- _YOUR INSTRUCTIONS_: Look through the material below for "text". Copy every line that contains it.

[BEGIN RECORDS TO PROCESS]

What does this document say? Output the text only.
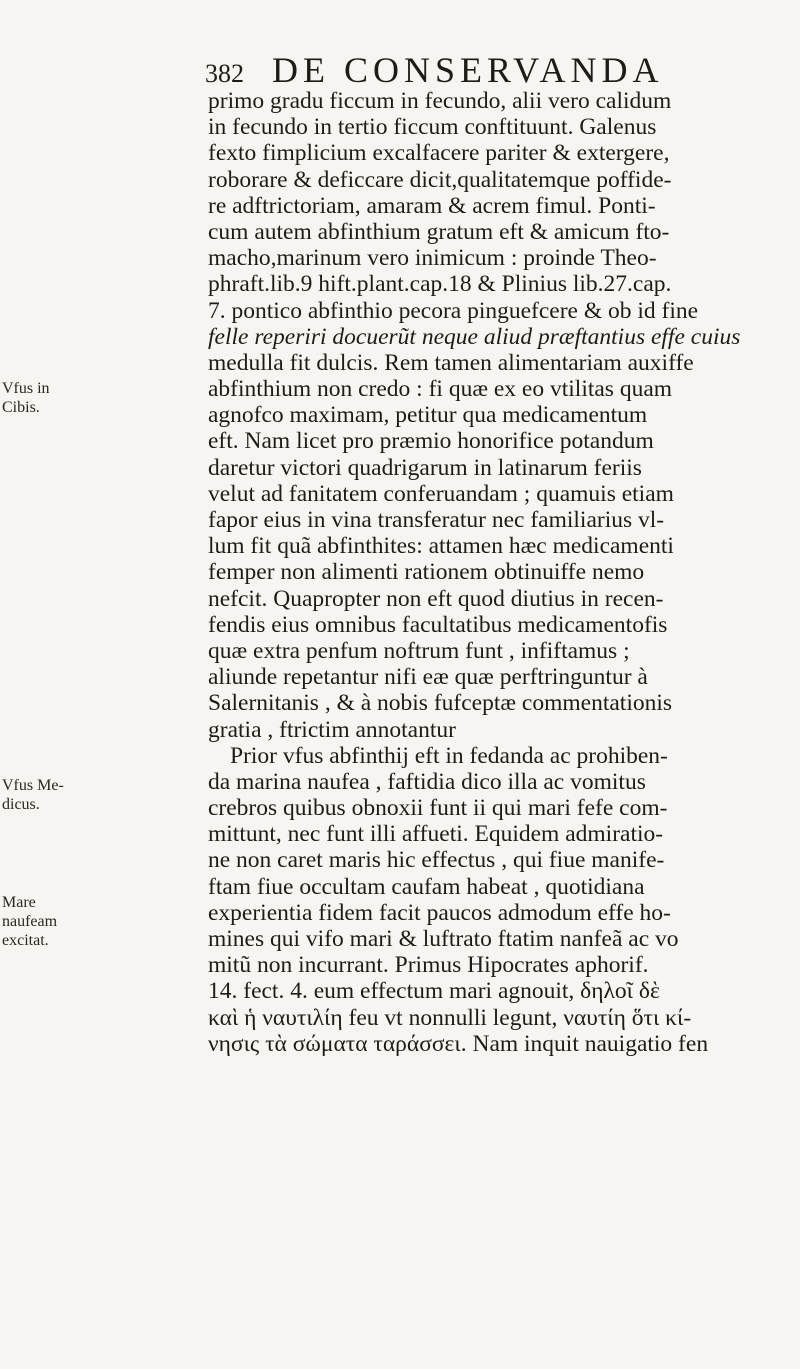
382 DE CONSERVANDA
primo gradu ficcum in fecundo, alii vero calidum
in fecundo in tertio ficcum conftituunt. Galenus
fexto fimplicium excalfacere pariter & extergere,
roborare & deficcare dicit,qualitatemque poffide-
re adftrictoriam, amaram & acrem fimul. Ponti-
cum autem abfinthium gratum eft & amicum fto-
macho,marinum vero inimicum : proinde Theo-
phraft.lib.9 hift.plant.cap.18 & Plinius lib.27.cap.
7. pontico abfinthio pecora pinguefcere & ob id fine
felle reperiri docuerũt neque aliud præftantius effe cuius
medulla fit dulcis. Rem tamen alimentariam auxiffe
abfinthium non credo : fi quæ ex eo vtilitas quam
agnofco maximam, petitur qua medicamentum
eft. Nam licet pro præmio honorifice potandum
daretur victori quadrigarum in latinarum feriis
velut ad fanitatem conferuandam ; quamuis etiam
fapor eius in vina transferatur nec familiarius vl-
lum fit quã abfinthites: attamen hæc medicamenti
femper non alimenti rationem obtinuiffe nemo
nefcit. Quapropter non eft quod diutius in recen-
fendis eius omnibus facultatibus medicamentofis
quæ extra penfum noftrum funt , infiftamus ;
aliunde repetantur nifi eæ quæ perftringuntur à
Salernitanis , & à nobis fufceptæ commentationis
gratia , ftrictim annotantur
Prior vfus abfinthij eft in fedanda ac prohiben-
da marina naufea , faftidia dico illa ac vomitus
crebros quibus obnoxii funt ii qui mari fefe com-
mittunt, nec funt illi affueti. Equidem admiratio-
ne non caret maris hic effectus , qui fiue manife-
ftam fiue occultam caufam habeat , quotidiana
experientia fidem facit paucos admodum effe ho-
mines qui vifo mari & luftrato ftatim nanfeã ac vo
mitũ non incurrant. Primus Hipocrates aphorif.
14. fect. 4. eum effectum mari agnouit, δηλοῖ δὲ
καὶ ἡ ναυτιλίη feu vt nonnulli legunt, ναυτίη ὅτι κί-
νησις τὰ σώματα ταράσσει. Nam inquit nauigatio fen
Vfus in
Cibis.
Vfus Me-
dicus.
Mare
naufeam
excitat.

[END RECORDS TO PROCESS]
[BEGIN RECORDS TO PROCESS]

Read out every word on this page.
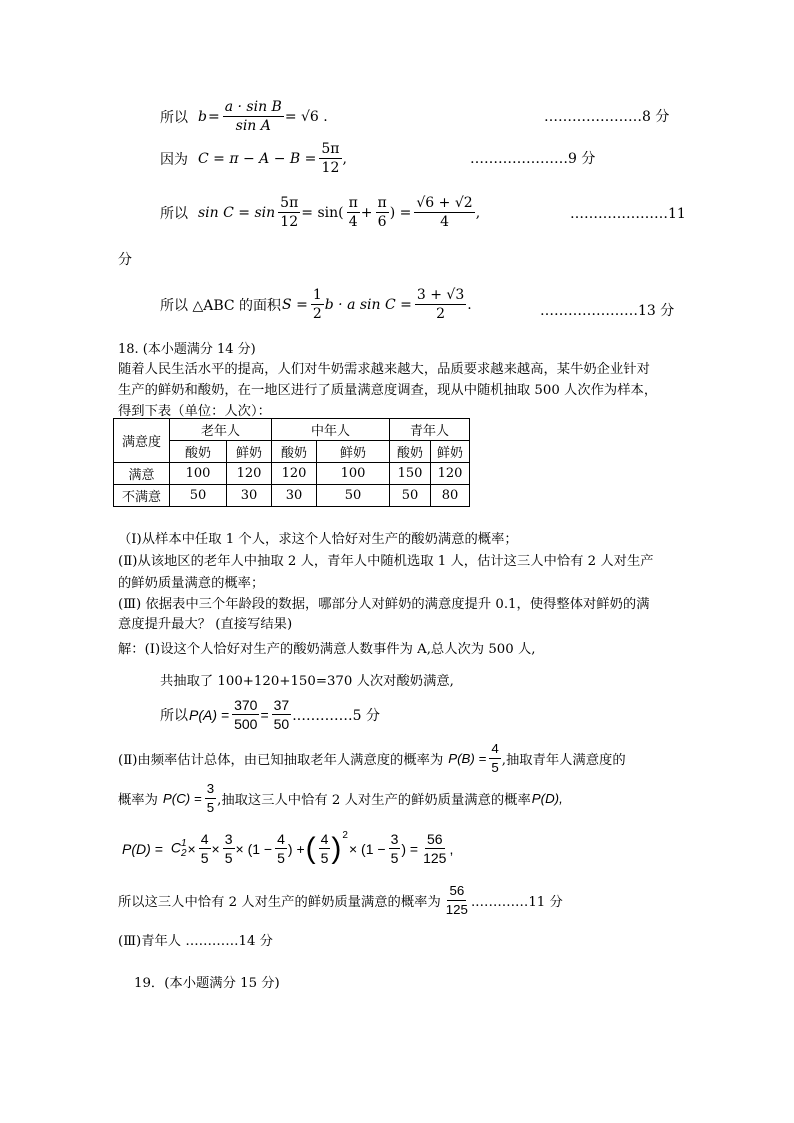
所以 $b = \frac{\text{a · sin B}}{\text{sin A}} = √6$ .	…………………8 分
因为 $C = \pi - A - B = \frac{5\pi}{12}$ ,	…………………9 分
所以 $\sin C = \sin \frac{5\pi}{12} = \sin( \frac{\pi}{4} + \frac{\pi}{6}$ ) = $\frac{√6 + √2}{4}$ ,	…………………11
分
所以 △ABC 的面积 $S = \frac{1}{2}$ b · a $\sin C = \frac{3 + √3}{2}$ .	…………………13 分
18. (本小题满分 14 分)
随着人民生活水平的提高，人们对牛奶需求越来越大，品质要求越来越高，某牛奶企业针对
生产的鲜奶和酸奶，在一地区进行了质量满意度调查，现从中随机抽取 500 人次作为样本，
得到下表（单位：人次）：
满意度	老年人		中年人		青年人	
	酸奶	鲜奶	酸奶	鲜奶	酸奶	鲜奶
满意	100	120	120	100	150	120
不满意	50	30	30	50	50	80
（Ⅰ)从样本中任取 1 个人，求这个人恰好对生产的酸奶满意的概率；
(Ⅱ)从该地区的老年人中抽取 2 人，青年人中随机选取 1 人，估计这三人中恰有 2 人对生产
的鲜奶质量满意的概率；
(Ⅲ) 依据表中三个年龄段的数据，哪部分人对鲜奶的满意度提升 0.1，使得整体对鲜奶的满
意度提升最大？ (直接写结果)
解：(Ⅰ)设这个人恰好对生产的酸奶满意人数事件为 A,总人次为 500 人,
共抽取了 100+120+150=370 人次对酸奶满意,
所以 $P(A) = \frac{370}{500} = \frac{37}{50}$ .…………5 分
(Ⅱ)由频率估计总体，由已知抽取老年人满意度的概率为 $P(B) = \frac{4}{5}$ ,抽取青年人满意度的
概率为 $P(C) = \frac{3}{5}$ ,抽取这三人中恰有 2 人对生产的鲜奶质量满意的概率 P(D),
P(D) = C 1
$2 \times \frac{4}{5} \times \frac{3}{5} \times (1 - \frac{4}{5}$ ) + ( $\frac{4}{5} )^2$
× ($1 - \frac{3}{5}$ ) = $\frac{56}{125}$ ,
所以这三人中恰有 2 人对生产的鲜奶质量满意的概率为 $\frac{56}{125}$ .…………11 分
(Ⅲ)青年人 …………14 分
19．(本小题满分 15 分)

[END RECORDS TO PROCESS]

- _FINISHED TASK_:
What does this document say? Output the text only.
所以 $b = \frac{\text{a · sin B}}{\text{sin A}} = √6$ .	…………………8 分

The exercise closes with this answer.